◆ TASK DETAILS:
Extract the full set of records that follows, word for word.

◆ DATA LISTING:

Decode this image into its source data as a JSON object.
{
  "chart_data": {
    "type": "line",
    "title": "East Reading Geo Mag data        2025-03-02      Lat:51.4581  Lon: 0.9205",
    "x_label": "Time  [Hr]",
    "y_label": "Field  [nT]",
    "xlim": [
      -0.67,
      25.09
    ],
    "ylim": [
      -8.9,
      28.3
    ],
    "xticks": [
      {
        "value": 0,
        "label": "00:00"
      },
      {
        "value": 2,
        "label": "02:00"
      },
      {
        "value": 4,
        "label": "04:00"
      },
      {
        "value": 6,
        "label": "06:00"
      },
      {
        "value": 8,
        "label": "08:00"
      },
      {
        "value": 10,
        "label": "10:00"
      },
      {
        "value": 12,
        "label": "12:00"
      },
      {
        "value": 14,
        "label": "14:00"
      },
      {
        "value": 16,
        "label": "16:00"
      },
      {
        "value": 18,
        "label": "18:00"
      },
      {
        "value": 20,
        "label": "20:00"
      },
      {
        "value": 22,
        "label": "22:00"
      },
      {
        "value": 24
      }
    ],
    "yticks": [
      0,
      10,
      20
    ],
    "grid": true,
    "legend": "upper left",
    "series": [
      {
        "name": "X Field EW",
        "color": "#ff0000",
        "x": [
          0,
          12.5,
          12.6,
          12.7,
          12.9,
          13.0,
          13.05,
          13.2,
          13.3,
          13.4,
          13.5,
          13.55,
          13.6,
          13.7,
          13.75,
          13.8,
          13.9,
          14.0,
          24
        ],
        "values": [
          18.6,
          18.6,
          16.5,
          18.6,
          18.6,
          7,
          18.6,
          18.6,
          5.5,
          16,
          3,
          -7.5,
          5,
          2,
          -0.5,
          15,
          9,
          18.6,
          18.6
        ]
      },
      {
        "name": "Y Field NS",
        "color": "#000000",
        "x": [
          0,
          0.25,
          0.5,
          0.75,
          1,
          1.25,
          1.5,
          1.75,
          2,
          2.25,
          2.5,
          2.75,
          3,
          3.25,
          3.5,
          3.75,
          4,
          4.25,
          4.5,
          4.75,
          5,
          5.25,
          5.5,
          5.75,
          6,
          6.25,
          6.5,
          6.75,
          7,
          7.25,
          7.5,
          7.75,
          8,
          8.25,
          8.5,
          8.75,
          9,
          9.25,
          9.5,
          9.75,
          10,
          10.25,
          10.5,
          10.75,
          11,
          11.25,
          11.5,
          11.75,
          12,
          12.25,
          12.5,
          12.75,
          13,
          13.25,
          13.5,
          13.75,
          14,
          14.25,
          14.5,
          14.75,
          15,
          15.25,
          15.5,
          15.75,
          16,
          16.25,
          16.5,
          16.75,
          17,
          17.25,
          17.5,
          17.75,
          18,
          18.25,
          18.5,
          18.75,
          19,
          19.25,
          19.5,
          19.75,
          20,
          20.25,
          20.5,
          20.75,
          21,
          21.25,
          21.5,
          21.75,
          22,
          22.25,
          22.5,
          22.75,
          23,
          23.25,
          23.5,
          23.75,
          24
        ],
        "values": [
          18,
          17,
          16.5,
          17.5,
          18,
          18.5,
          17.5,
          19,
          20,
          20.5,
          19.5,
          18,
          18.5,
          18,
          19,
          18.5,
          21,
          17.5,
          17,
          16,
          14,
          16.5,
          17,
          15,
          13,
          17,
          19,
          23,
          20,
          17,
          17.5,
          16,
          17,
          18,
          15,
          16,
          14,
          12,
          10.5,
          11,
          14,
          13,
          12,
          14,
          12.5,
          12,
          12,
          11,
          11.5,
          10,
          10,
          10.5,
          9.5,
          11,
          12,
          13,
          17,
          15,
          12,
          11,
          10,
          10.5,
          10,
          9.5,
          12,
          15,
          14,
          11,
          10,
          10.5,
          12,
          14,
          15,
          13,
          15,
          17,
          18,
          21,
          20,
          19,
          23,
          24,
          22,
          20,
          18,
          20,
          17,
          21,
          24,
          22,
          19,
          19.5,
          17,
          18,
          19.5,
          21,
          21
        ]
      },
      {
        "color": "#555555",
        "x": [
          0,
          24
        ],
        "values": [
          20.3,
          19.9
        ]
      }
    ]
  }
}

◆ ANSWER TO THE EXERCISE:
Decode this image into its source data as a JSON object.
{
  "chart_data": {
    "type": "line",
    "title": "East Reading Geo Mag data        2025-03-02      Lat:51.4581  Lon: 0.9205",
    "x_label": "Time  [Hr]",
    "y_label": "Field  [nT]",
    "xlim": [
      -0.67,
      25.09
    ],
    "ylim": [
      -8.9,
      28.3
    ],
    "xticks": [
      {
        "value": 0,
        "label": "00:00"
      },
      {
        "value": 2,
        "label": "02:00"
      },
      {
        "value": 4,
        "label": "04:00"
      },
      {
        "value": 6,
        "label": "06:00"
      },
      {
        "value": 8,
        "label": "08:00"
      },
      {
        "value": 10,
        "label": "10:00"
      },
      {
        "value": 12,
        "label": "12:00"
      },
      {
        "value": 14,
        "label": "14:00"
      },
      {
        "value": 16,
        "label": "16:00"
      },
      {
        "value": 18,
        "label": "18:00"
      },
      {
        "value": 20,
        "label": "20:00"
      },
      {
        "value": 22,
        "label": "22:00"
      },
      {
        "value": 24
      }
    ],
    "yticks": [
      0,
      10,
      20
    ],
    "grid": true,
    "legend": "upper left",
    "series": [
      {
        "name": "X Field EW",
        "color": "#ff0000",
        "x": [
          0,
          12.5,
          12.6,
          12.7,
          12.9,
          13.0,
          13.05,
          13.2,
          13.3,
          13.4,
          13.5,
          13.55,
          13.6,
          13.7,
          13.75,
          13.8,
          13.9,
          14.0,
          24
        ],
        "values": [
          18.6,
          18.6,
          16.5,
          18.6,
          18.6,
          7,
          18.6,
          18.6,
          5.5,
          16,
          3,
          -7.5,
          5,
          2,
          -0.5,
          15,
          9,
          18.6,
          18.6
        ]
      },
      {
        "name": "Y Field NS",
        "color": "#000000",
        "x": [
          0,
          0.25,
          0.5,
          0.75,
          1,
          1.25,
          1.5,
          1.75,
          2,
          2.25,
          2.5,
          2.75,
          3,
          3.25,
          3.5,
          3.75,
          4,
          4.25,
          4.5,
          4.75,
          5,
          5.25,
          5.5,
          5.75,
          6,
          6.25,
          6.5,
          6.75,
          7,
          7.25,
          7.5,
          7.75,
          8,
          8.25,
          8.5,
          8.75,
          9,
          9.25,
          9.5,
          9.75,
          10,
          10.25,
          10.5,
          10.75,
          11,
          11.25,
          11.5,
          11.75,
          12,
          12.25,
          12.5,
          12.75,
          13,
          13.25,
          13.5,
          13.75,
          14,
          14.25,
          14.5,
          14.75,
          15,
          15.25,
          15.5,
          15.75,
          16,
          16.25,
          16.5,
          16.75,
          17,
          17.25,
          17.5,
          17.75,
          18,
          18.25,
          18.5,
          18.75,
          19,
          19.25,
          19.5,
          19.75,
          20,
          20.25,
          20.5,
          20.75,
          21,
          21.25,
          21.5,
          21.75,
          22,
          22.25,
          22.5,
          22.75,
          23,
          23.25,
          23.5,
          23.75,
          24
        ],
        "values": [
          18,
          17,
          16.5,
          17.5,
          18,
          18.5,
          17.5,
          19,
          20,
          20.5,
          19.5,
          18,
          18.5,
          18,
          19,
          18.5,
          21,
          17.5,
          17,
          16,
          14,
          16.5,
          17,
          15,
          13,
          17,
          19,
          23,
          20,
          17,
          17.5,
          16,
          17,
          18,
          15,
          16,
          14,
          12,
          10.5,
          11,
          14,
          13,
          12,
          14,
          12.5,
          12,
          12,
          11,
          11.5,
          10,
          10,
          10.5,
          9.5,
          11,
          12,
          13,
          17,
          15,
          12,
          11,
          10,
          10.5,
          10,
          9.5,
          12,
          15,
          14,
          11,
          10,
          10.5,
          12,
          14,
          15,
          13,
          15,
          17,
          18,
          21,
          20,
          19,
          23,
          24,
          22,
          20,
          18,
          20,
          17,
          21,
          24,
          22,
          19,
          19.5,
          17,
          18,
          19.5,
          21,
          21
        ]
      },
      {
        "color": "#555555",
        "x": [
          0,
          24
        ],
        "values": [
          20.3,
          19.9
        ]
      }
    ]
  }
}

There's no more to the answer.